Entries from a dataset:
====

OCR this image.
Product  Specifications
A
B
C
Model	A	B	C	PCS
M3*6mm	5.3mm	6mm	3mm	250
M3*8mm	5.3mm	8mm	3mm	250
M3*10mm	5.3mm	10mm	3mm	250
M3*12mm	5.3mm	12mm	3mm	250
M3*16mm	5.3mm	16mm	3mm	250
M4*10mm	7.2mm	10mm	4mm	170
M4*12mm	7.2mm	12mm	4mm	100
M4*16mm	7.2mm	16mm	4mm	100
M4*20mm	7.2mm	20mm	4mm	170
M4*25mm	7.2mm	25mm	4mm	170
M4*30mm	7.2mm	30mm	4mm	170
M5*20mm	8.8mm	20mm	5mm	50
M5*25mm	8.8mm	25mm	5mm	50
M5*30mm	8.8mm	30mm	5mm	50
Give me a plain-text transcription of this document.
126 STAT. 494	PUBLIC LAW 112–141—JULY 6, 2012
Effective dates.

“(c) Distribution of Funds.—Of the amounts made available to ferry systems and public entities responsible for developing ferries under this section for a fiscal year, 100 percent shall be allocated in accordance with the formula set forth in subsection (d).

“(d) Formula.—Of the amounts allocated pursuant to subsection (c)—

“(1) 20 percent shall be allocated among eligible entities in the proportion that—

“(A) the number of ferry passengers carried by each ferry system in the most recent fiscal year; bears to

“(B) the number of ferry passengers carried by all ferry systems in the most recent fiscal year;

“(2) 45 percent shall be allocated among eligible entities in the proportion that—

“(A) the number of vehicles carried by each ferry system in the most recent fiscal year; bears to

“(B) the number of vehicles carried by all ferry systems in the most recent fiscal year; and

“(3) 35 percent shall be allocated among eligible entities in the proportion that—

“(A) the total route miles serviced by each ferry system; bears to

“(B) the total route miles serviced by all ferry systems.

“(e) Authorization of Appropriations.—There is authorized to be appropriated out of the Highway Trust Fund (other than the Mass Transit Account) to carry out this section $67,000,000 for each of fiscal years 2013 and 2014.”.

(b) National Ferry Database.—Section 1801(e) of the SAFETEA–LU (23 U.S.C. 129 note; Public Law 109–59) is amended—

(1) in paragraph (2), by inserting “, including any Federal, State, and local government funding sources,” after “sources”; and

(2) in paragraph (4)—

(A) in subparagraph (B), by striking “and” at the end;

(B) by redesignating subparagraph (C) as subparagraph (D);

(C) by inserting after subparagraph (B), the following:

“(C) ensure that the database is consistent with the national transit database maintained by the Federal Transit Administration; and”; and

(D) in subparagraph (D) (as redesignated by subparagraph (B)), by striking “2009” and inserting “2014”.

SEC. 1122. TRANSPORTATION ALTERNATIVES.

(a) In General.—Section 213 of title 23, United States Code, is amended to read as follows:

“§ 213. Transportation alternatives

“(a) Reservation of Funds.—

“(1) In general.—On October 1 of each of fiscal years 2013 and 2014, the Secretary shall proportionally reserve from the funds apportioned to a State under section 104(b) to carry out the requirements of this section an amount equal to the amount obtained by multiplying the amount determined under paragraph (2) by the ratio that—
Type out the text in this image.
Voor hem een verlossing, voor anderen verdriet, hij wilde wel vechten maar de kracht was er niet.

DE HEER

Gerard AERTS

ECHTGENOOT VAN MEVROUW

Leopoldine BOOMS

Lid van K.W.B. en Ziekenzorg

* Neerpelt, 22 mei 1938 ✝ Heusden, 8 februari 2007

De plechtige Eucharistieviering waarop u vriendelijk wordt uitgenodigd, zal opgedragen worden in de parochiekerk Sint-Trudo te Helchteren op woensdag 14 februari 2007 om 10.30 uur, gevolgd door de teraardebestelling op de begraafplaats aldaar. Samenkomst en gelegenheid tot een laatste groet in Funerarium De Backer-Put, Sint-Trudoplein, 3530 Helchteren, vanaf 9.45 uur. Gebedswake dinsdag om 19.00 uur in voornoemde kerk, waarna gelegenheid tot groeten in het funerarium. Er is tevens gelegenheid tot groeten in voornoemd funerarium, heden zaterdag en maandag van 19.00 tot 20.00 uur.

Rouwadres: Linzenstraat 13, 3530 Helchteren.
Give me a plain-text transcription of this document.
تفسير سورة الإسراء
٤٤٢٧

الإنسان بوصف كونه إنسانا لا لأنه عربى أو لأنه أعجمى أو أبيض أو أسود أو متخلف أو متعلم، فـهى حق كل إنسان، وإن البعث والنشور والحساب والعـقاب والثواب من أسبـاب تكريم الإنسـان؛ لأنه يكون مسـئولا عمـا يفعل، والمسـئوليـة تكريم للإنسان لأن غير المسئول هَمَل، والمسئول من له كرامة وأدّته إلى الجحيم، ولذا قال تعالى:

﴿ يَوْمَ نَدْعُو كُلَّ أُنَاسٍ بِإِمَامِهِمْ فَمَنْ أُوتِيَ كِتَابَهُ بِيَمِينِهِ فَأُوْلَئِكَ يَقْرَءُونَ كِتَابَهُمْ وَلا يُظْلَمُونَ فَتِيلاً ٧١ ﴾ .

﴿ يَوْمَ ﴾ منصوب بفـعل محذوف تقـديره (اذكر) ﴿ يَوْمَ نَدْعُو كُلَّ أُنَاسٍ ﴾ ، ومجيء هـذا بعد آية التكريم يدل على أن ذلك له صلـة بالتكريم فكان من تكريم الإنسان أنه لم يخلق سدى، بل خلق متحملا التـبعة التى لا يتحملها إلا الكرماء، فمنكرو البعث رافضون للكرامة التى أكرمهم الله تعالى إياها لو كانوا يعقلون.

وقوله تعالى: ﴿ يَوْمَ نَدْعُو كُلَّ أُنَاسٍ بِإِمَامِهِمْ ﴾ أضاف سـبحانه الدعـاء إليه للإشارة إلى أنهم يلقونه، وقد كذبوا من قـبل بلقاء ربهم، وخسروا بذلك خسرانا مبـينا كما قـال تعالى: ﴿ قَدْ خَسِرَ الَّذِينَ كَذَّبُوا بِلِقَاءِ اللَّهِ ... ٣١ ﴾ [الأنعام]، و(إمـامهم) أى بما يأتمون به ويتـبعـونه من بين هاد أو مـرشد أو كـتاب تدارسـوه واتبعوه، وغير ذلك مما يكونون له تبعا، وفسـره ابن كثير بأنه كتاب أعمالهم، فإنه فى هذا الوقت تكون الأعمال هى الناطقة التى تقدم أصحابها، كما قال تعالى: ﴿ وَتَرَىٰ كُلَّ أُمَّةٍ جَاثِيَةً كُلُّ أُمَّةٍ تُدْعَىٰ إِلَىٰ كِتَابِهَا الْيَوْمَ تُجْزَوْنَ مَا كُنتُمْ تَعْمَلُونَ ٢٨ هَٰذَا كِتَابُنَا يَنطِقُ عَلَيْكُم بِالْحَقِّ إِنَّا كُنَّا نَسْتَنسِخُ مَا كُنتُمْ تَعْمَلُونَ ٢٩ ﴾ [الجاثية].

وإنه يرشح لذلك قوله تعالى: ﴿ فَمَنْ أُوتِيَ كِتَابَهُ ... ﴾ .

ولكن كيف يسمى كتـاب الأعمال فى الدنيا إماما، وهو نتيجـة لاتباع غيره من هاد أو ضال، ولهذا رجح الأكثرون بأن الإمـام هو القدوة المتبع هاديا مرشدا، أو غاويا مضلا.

====

WRITTEN PROBLEM: Copy every record exactly as presented.

CORRECT RESULT:
OCR this image.
Product  Specifications
A
B
C
Model	A	B	C	PCS
M3*6mm	5.3mm	6mm	3mm	250
M3*8mm	5.3mm	8mm	3mm	250
M3*10mm	5.3mm	10mm	3mm	250
M3*12mm	5.3mm	12mm	3mm	250
M3*16mm	5.3mm	16mm	3mm	250
M4*10mm	7.2mm	10mm	4mm	170
M4*12mm	7.2mm	12mm	4mm	100
M4*16mm	7.2mm	16mm	4mm	100
M4*20mm	7.2mm	20mm	4mm	170
M4*25mm	7.2mm	25mm	4mm	170
M4*30mm	7.2mm	30mm	4mm	170
M5*20mm	8.8mm	20mm	5mm	50
M5*25mm	8.8mm	25mm	5mm	50
M5*30mm	8.8mm	30mm	5mm	50
Give me a plain-text transcription of this document.
126 STAT. 494	PUBLIC LAW 112–141—JULY 6, 2012
Effective dates.

“(c) Distribution of Funds.—Of the amounts made available to ferry systems and public entities responsible for developing ferries under this section for a fiscal year, 100 percent shall be allocated in accordance with the formula set forth in subsection (d).

“(d) Formula.—Of the amounts allocated pursuant to subsection (c)—

“(1) 20 percent shall be allocated among eligible entities in the proportion that—

“(A) the number of ferry passengers carried by each ferry system in the most recent fiscal year; bears to

“(B) the number of ferry passengers carried by all ferry systems in the most recent fiscal year;

“(2) 45 percent shall be allocated among eligible entities in the proportion that—

“(A) the number of vehicles carried by each ferry system in the most recent fiscal year; bears to

“(B) the number of vehicles carried by all ferry systems in the most recent fiscal year; and

“(3) 35 percent shall be allocated among eligible entities in the proportion that—

“(A) the total route miles serviced by each ferry system; bears to

“(B) the total route miles serviced by all ferry systems.

“(e) Authorization of Appropriations.—There is authorized to be appropriated out of the Highway Trust Fund (other than the Mass Transit Account) to carry out this section $67,000,000 for each of fiscal years 2013 and 2014.”.

(b) National Ferry Database.—Section 1801(e) of the SAFETEA–LU (23 U.S.C. 129 note; Public Law 109–59) is amended—

(1) in paragraph (2), by inserting “, including any Federal, State, and local government funding sources,” after “sources”; and

(2) in paragraph (4)—

(A) in subparagraph (B), by striking “and” at the end;

(B) by redesignating subparagraph (C) as subparagraph (D);

(C) by inserting after subparagraph (B), the following:

“(C) ensure that the database is consistent with the national transit database maintained by the Federal Transit Administration; and”; and

(D) in subparagraph (D) (as redesignated by subparagraph (B)), by striking “2009” and inserting “2014”.

SEC. 1122. TRANSPORTATION ALTERNATIVES.

(a) In General.—Section 213 of title 23, United States Code, is amended to read as follows:

“§ 213. Transportation alternatives

“(a) Reservation of Funds.—

“(1) In general.—On October 1 of each of fiscal years 2013 and 2014, the Secretary shall proportionally reserve from the funds apportioned to a State under section 104(b) to carry out the requirements of this section an amount equal to the amount obtained by multiplying the amount determined under paragraph (2) by the ratio that—
Type out the text in this image.
Voor hem een verlossing, voor anderen verdriet, hij wilde wel vechten maar de kracht was er niet.

DE HEER

Gerard AERTS

ECHTGENOOT VAN MEVROUW

Leopoldine BOOMS

Lid van K.W.B. en Ziekenzorg

* Neerpelt, 22 mei 1938 ✝ Heusden, 8 februari 2007

De plechtige Eucharistieviering waarop u vriendelijk wordt uitgenodigd, zal opgedragen worden in de parochiekerk Sint-Trudo te Helchteren op woensdag 14 februari 2007 om 10.30 uur, gevolgd door de teraardebestelling op de begraafplaats aldaar. Samenkomst en gelegenheid tot een laatste groet in Funerarium De Backer-Put, Sint-Trudoplein, 3530 Helchteren, vanaf 9.45 uur. Gebedswake dinsdag om 19.00 uur in voornoemde kerk, waarna gelegenheid tot groeten in het funerarium. Er is tevens gelegenheid tot groeten in voornoemd funerarium, heden zaterdag en maandag van 19.00 tot 20.00 uur.

Rouwadres: Linzenstraat 13, 3530 Helchteren.
Give me a plain-text transcription of this document.
تفسير سورة الإسراء
٤٤٢٧

الإنسان بوصف كونه إنسانا لا لأنه عربى أو لأنه أعجمى أو أبيض أو أسود أو متخلف أو متعلم، فـهى حق كل إنسان، وإن البعث والنشور والحساب والعـقاب والثواب من أسبـاب تكريم الإنسـان؛ لأنه يكون مسـئولا عمـا يفعل، والمسـئوليـة تكريم للإنسان لأن غير المسئول هَمَل، والمسئول من له كرامة وأدّته إلى الجحيم، ولذا قال تعالى:

﴿ يَوْمَ نَدْعُو كُلَّ أُنَاسٍ بِإِمَامِهِمْ فَمَنْ أُوتِيَ كِتَابَهُ بِيَمِينِهِ فَأُوْلَئِكَ يَقْرَءُونَ كِتَابَهُمْ وَلا يُظْلَمُونَ فَتِيلاً ٧١ ﴾ .

﴿ يَوْمَ ﴾ منصوب بفـعل محذوف تقـديره (اذكر) ﴿ يَوْمَ نَدْعُو كُلَّ أُنَاسٍ ﴾ ، ومجيء هـذا بعد آية التكريم يدل على أن ذلك له صلـة بالتكريم فكان من تكريم الإنسان أنه لم يخلق سدى، بل خلق متحملا التـبعة التى لا يتحملها إلا الكرماء، فمنكرو البعث رافضون للكرامة التى أكرمهم الله تعالى إياها لو كانوا يعقلون.

وقوله تعالى: ﴿ يَوْمَ نَدْعُو كُلَّ أُنَاسٍ بِإِمَامِهِمْ ﴾ أضاف سـبحانه الدعـاء إليه للإشارة إلى أنهم يلقونه، وقد كذبوا من قـبل بلقاء ربهم، وخسروا بذلك خسرانا مبـينا كما قـال تعالى: ﴿ قَدْ خَسِرَ الَّذِينَ كَذَّبُوا بِلِقَاءِ اللَّهِ ... ٣١ ﴾ [الأنعام]، و(إمـامهم) أى بما يأتمون به ويتـبعـونه من بين هاد أو مـرشد أو كـتاب تدارسـوه واتبعوه، وغير ذلك مما يكونون له تبعا، وفسـره ابن كثير بأنه كتاب أعمالهم، فإنه فى هذا الوقت تكون الأعمال هى الناطقة التى تقدم أصحابها، كما قال تعالى: ﴿ وَتَرَىٰ كُلَّ أُمَّةٍ جَاثِيَةً كُلُّ أُمَّةٍ تُدْعَىٰ إِلَىٰ كِتَابِهَا الْيَوْمَ تُجْزَوْنَ مَا كُنتُمْ تَعْمَلُونَ ٢٨ هَٰذَا كِتَابُنَا يَنطِقُ عَلَيْكُم بِالْحَقِّ إِنَّا كُنَّا نَسْتَنسِخُ مَا كُنتُمْ تَعْمَلُونَ ٢٩ ﴾ [الجاثية].

وإنه يرشح لذلك قوله تعالى: ﴿ فَمَنْ أُوتِيَ كِتَابَهُ ... ﴾ .

ولكن كيف يسمى كتـاب الأعمال فى الدنيا إماما، وهو نتيجـة لاتباع غيره من هاد أو ضال، ولهذا رجح الأكثرون بأن الإمـام هو القدوة المتبع هاديا مرشدا، أو غاويا مضلا.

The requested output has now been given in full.